[TASK OBJECTIVE]: Return every line of the material exactly.

[Dataset listings of figures]:

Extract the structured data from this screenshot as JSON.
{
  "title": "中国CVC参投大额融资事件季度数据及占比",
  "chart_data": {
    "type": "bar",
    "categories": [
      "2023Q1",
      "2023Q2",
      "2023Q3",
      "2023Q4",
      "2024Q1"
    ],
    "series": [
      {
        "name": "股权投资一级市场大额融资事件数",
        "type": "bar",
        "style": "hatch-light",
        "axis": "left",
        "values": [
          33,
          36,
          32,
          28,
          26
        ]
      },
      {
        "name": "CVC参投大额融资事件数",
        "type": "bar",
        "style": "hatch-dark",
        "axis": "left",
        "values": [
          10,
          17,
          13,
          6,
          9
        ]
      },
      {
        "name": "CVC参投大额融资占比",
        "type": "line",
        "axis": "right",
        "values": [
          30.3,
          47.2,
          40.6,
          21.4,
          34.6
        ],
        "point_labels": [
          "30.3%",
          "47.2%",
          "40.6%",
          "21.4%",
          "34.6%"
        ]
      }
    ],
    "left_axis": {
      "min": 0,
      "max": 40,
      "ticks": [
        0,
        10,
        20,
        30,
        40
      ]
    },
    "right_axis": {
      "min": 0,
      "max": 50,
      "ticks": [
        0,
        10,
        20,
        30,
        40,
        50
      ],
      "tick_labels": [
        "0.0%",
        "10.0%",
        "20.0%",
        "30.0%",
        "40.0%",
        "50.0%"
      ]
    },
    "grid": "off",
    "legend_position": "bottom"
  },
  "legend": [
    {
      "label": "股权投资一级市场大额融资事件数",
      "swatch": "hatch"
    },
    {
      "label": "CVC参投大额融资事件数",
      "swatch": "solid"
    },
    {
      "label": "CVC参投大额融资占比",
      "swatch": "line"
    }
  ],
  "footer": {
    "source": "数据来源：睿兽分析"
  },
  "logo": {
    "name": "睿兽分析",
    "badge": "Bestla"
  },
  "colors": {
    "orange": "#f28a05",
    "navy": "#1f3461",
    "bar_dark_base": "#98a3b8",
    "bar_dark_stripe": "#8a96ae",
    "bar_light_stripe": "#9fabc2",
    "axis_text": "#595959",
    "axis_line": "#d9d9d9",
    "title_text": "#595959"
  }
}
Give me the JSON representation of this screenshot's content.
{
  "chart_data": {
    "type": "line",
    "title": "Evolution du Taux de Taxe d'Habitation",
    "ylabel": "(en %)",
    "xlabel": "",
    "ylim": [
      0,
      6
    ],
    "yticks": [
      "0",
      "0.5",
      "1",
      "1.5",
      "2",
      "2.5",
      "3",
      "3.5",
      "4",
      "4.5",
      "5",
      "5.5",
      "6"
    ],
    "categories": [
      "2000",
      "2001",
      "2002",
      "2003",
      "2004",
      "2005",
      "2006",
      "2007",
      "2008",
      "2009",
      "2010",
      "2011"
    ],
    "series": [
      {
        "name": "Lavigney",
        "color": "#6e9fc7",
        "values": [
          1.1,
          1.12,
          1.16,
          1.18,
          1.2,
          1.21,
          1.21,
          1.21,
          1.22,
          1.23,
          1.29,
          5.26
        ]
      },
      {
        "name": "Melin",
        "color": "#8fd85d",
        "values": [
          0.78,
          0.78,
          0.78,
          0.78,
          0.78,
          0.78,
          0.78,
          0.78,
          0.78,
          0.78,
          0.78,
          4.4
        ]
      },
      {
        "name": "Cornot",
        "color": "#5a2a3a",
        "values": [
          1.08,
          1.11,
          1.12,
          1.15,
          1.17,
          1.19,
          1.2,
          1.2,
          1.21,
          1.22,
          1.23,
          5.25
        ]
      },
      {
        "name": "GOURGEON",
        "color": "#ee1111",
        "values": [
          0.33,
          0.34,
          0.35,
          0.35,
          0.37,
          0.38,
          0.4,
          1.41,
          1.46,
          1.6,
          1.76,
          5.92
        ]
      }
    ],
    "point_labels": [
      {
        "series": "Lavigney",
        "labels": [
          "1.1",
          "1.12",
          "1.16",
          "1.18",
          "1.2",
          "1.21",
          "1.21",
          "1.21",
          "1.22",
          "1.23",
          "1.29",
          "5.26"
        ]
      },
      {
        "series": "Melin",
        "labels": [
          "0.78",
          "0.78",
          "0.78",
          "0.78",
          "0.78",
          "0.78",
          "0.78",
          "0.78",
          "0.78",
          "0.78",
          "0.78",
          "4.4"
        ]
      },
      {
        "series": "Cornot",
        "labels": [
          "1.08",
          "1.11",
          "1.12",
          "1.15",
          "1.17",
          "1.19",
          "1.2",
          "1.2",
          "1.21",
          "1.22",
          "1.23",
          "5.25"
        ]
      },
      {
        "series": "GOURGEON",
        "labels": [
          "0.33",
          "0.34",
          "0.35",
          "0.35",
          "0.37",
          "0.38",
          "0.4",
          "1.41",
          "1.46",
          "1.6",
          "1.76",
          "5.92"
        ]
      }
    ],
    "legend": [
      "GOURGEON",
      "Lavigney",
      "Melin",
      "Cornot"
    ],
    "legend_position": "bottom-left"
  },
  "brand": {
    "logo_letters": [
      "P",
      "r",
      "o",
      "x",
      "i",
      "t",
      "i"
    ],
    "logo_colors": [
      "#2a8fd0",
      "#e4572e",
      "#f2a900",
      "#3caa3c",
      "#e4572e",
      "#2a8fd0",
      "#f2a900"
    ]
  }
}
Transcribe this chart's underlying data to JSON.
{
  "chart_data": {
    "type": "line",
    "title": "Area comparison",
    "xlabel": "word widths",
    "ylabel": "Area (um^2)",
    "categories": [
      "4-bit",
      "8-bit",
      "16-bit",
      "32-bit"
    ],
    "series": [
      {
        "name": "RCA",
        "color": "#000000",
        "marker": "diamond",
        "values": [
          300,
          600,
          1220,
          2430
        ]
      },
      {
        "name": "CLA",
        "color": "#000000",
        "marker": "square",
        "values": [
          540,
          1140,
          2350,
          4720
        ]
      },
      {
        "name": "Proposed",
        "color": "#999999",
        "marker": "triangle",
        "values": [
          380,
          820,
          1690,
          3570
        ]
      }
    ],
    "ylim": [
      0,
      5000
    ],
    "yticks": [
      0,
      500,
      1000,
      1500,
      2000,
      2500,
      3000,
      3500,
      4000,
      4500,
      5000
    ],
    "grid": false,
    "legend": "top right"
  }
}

[RESPONSE]:
Extract the structured data from this screenshot as JSON.
{
  "title": "中国CVC参投大额融资事件季度数据及占比",
  "chart_data": {
    "type": "bar",
    "categories": [
      "2023Q1",
      "2023Q2",
      "2023Q3",
      "2023Q4",
      "2024Q1"
    ],
    "series": [
      {
        "name": "股权投资一级市场大额融资事件数",
        "type": "bar",
        "style": "hatch-light",
        "axis": "left",
        "values": [
          33,
          36,
          32,
          28,
          26
        ]
      },
      {
        "name": "CVC参投大额融资事件数",
        "type": "bar",
        "style": "hatch-dark",
        "axis": "left",
        "values": [
          10,
          17,
          13,
          6,
          9
        ]
      },
      {
        "name": "CVC参投大额融资占比",
        "type": "line",
        "axis": "right",
        "values": [
          30.3,
          47.2,
          40.6,
          21.4,
          34.6
        ],
        "point_labels": [
          "30.3%",
          "47.2%",
          "40.6%",
          "21.4%",
          "34.6%"
        ]
      }
    ],
    "left_axis": {
      "min": 0,
      "max": 40,
      "ticks": [
        0,
        10,
        20,
        30,
        40
      ]
    },
    "right_axis": {
      "min": 0,
      "max": 50,
      "ticks": [
        0,
        10,
        20,
        30,
        40,
        50
      ],
      "tick_labels": [
        "0.0%",
        "10.0%",
        "20.0%",
        "30.0%",
        "40.0%",
        "50.0%"
      ]
    },
    "grid": "off",
    "legend_position": "bottom"
  },
  "legend": [
    {
      "label": "股权投资一级市场大额融资事件数",
      "swatch": "hatch"
    },
    {
      "label": "CVC参投大额融资事件数",
      "swatch": "solid"
    },
    {
      "label": "CVC参投大额融资占比",
      "swatch": "line"
    }
  ],
  "footer": {
    "source": "数据来源：睿兽分析"
  },
  "logo": {
    "name": "睿兽分析",
    "badge": "Bestla"
  },
  "colors": {
    "orange": "#f28a05",
    "navy": "#1f3461",
    "bar_dark_base": "#98a3b8",
    "bar_dark_stripe": "#8a96ae",
    "bar_light_stripe": "#9fabc2",
    "axis_text": "#595959",
    "axis_line": "#d9d9d9",
    "title_text": "#595959"
  }
}
Give me the JSON representation of this screenshot's content.
{
  "chart_data": {
    "type": "line",
    "title": "Evolution du Taux de Taxe d'Habitation",
    "ylabel": "(en %)",
    "xlabel": "",
    "ylim": [
      0,
      6
    ],
    "yticks": [
      "0",
      "0.5",
      "1",
      "1.5",
      "2",
      "2.5",
      "3",
      "3.5",
      "4",
      "4.5",
      "5",
      "5.5",
      "6"
    ],
    "categories": [
      "2000",
      "2001",
      "2002",
      "2003",
      "2004",
      "2005",
      "2006",
      "2007",
      "2008",
      "2009",
      "2010",
      "2011"
    ],
    "series": [
      {
        "name": "Lavigney",
        "color": "#6e9fc7",
        "values": [
          1.1,
          1.12,
          1.16,
          1.18,
          1.2,
          1.21,
          1.21,
          1.21,
          1.22,
          1.23,
          1.29,
          5.26
        ]
      },
      {
        "name": "Melin",
        "color": "#8fd85d",
        "values": [
          0.78,
          0.78,
          0.78,
          0.78,
          0.78,
          0.78,
          0.78,
          0.78,
          0.78,
          0.78,
          0.78,
          4.4
        ]
      },
      {
        "name": "Cornot",
        "color": "#5a2a3a",
        "values": [
          1.08,
          1.11,
          1.12,
          1.15,
          1.17,
          1.19,
          1.2,
          1.2,
          1.21,
          1.22,
          1.23,
          5.25
        ]
      },
      {
        "name": "GOURGEON",
        "color": "#ee1111",
        "values": [
          0.33,
          0.34,
          0.35,
          0.35,
          0.37,
          0.38,
          0.4,
          1.41,
          1.46,
          1.6,
          1.76,
          5.92
        ]
      }
    ],
    "point_labels": [
      {
        "series": "Lavigney",
        "labels": [
          "1.1",
          "1.12",
          "1.16",
          "1.18",
          "1.2",
          "1.21",
          "1.21",
          "1.21",
          "1.22",
          "1.23",
          "1.29",
          "5.26"
        ]
      },
      {
        "series": "Melin",
        "labels": [
          "0.78",
          "0.78",
          "0.78",
          "0.78",
          "0.78",
          "0.78",
          "0.78",
          "0.78",
          "0.78",
          "0.78",
          "0.78",
          "4.4"
        ]
      },
      {
        "series": "Cornot",
        "labels": [
          "1.08",
          "1.11",
          "1.12",
          "1.15",
          "1.17",
          "1.19",
          "1.2",
          "1.2",
          "1.21",
          "1.22",
          "1.23",
          "5.25"
        ]
      },
      {
        "series": "GOURGEON",
        "labels": [
          "0.33",
          "0.34",
          "0.35",
          "0.35",
          "0.37",
          "0.38",
          "0.4",
          "1.41",
          "1.46",
          "1.6",
          "1.76",
          "5.92"
        ]
      }
    ],
    "legend": [
      "GOURGEON",
      "Lavigney",
      "Melin",
      "Cornot"
    ],
    "legend_position": "bottom-left"
  },
  "brand": {
    "logo_letters": [
      "P",
      "r",
      "o",
      "x",
      "i",
      "t",
      "i"
    ],
    "logo_colors": [
      "#2a8fd0",
      "#e4572e",
      "#f2a900",
      "#3caa3c",
      "#e4572e",
      "#2a8fd0",
      "#f2a900"
    ]
  }
}
Transcribe this chart's underlying data to JSON.
{
  "chart_data": {
    "type": "line",
    "title": "Area comparison",
    "xlabel": "word widths",
    "ylabel": "Area (um^2)",
    "categories": [
      "4-bit",
      "8-bit",
      "16-bit",
      "32-bit"
    ],
    "series": [
      {
        "name": "RCA",
        "color": "#000000",
        "marker": "diamond",
        "values": [
          300,
          600,
          1220,
          2430
        ]
      },
      {
        "name": "CLA",
        "color": "#000000",
        "marker": "square",
        "values": [
          540,
          1140,
          2350,
          4720
        ]
      },
      {
        "name": "Proposed",
        "color": "#999999",
        "marker": "triangle",
        "values": [
          380,
          820,
          1690,
          3570
        ]
      }
    ],
    "ylim": [
      0,
      5000
    ],
    "yticks": [
      0,
      500,
      1000,
      1500,
      2000,
      2500,
      3000,
      3500,
      4000,
      4500,
      5000
    ],
    "grid": false,
    "legend": "top right"
  }
}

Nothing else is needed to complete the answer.